* [Instructions for the task] Without including any pictures, copy each entry below exactly.

Stored records
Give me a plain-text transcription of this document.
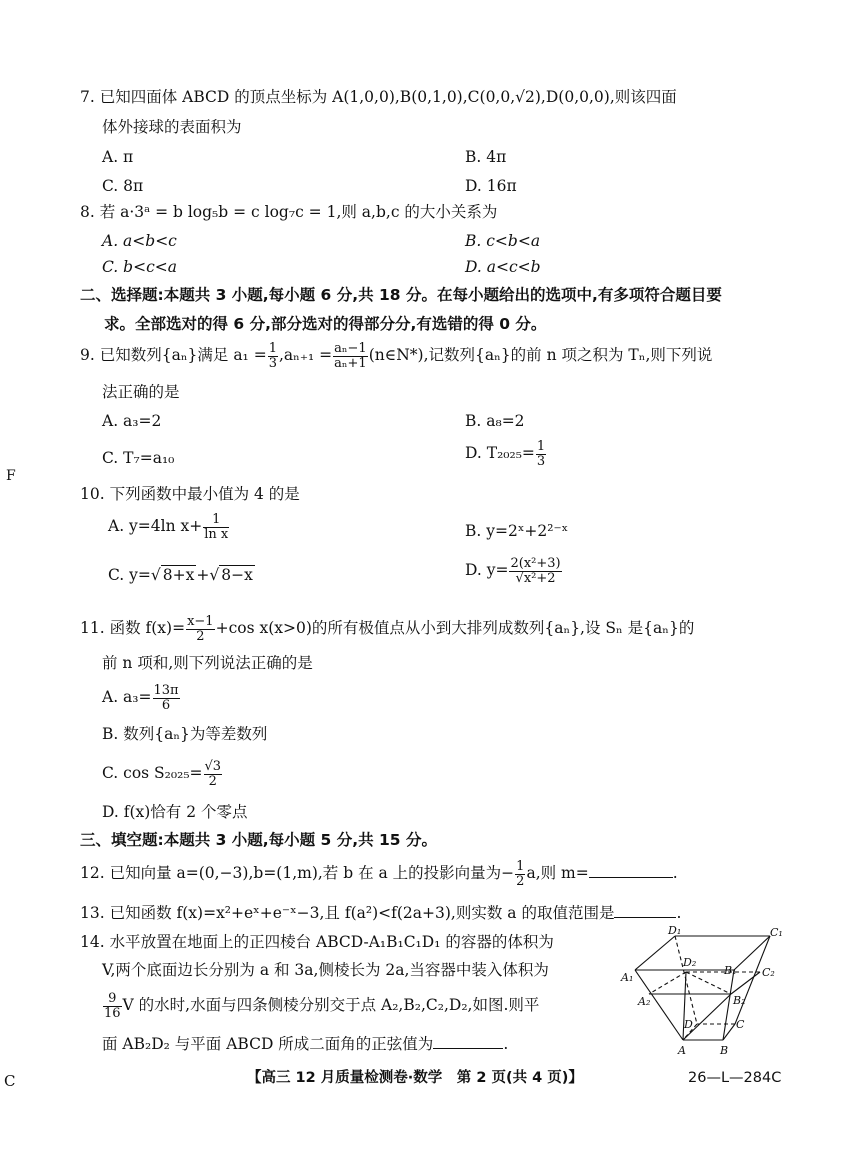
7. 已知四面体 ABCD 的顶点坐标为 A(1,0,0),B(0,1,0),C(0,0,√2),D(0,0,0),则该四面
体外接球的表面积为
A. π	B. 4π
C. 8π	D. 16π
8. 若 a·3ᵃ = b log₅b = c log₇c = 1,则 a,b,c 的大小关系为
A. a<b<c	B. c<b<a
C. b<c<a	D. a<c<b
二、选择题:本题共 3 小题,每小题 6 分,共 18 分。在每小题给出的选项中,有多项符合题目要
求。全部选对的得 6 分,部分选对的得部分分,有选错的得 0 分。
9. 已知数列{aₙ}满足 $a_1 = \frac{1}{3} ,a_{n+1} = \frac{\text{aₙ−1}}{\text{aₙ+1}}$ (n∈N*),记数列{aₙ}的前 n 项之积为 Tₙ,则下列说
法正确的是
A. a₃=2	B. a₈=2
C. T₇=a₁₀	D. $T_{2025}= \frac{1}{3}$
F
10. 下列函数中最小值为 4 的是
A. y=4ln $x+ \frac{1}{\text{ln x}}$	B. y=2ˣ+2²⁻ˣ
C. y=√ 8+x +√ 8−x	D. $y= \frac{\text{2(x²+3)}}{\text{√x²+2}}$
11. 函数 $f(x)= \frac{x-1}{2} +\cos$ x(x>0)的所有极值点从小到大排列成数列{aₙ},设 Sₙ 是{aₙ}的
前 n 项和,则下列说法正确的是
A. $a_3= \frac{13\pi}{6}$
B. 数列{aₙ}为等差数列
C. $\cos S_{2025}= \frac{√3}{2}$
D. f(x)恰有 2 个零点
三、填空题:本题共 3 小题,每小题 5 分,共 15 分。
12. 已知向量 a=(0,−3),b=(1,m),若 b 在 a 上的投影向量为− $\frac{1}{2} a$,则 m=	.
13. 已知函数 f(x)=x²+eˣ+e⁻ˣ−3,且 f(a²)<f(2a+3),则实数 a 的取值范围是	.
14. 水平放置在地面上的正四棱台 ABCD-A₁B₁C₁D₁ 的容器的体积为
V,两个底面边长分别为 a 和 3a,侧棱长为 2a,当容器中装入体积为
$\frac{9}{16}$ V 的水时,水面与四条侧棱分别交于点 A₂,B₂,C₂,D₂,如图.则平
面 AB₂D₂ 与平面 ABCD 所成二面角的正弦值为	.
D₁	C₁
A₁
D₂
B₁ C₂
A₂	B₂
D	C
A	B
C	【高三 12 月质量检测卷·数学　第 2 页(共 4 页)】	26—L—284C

* [Task result]
Give me a plain-text transcription of this document.
7. 已知四面体 ABCD 的顶点坐标为 A(1,0,0),B(0,1,0),C(0,0,√2),D(0,0,0),则该四面
体外接球的表面积为
A. π	B. 4π
C. 8π	D. 16π
8. 若 a·3ᵃ = b log₅b = c log₇c = 1,则 a,b,c 的大小关系为
A. a<b<c	B. c<b<a
C. b<c<a	D. a<c<b
二、选择题:本题共 3 小题,每小题 6 分,共 18 分。在每小题给出的选项中,有多项符合题目要
求。全部选对的得 6 分,部分选对的得部分分,有选错的得 0 分。
9. 已知数列{aₙ}满足 $a_1 = \frac{1}{3} ,a_{n+1} = \frac{\text{aₙ−1}}{\text{aₙ+1}}$ (n∈N*),记数列{aₙ}的前 n 项之积为 Tₙ,则下列说
法正确的是
A. a₃=2	B. a₈=2
C. T₇=a₁₀	D. $T_{2025}= \frac{1}{3}$
F
10. 下列函数中最小值为 4 的是
A. y=4ln $x+ \frac{1}{\text{ln x}}$	B. y=2ˣ+2²⁻ˣ
C. y=√ 8+x +√ 8−x	D. $y= \frac{\text{2(x²+3)}}{\text{√x²+2}}$
11. 函数 $f(x)= \frac{x-1}{2} +\cos$ x(x>0)的所有极值点从小到大排列成数列{aₙ},设 Sₙ 是{aₙ}的
前 n 项和,则下列说法正确的是
A. $a_3= \frac{13\pi}{6}$
B. 数列{aₙ}为等差数列
C. $\cos S_{2025}= \frac{√3}{2}$
D. f(x)恰有 2 个零点
三、填空题:本题共 3 小题,每小题 5 分,共 15 分。
12. 已知向量 a=(0,−3),b=(1,m),若 b 在 a 上的投影向量为− $\frac{1}{2} a$,则 m=	.
13. 已知函数 f(x)=x²+eˣ+e⁻ˣ−3,且 f(a²)<f(2a+3),则实数 a 的取值范围是	.
14. 水平放置在地面上的正四棱台 ABCD-A₁B₁C₁D₁ 的容器的体积为
V,两个底面边长分别为 a 和 3a,侧棱长为 2a,当容器中装入体积为
$\frac{9}{16}$ V 的水时,水面与四条侧棱分别交于点 A₂,B₂,C₂,D₂,如图.则平
面 AB₂D₂ 与平面 ABCD 所成二面角的正弦值为	.
D₁	C₁
A₁
D₂
B₁ C₂
A₂	B₂
D	C
A	B
C	【高三 12 月质量检测卷·数学　第 2 页(共 4 页)】	26—L—284C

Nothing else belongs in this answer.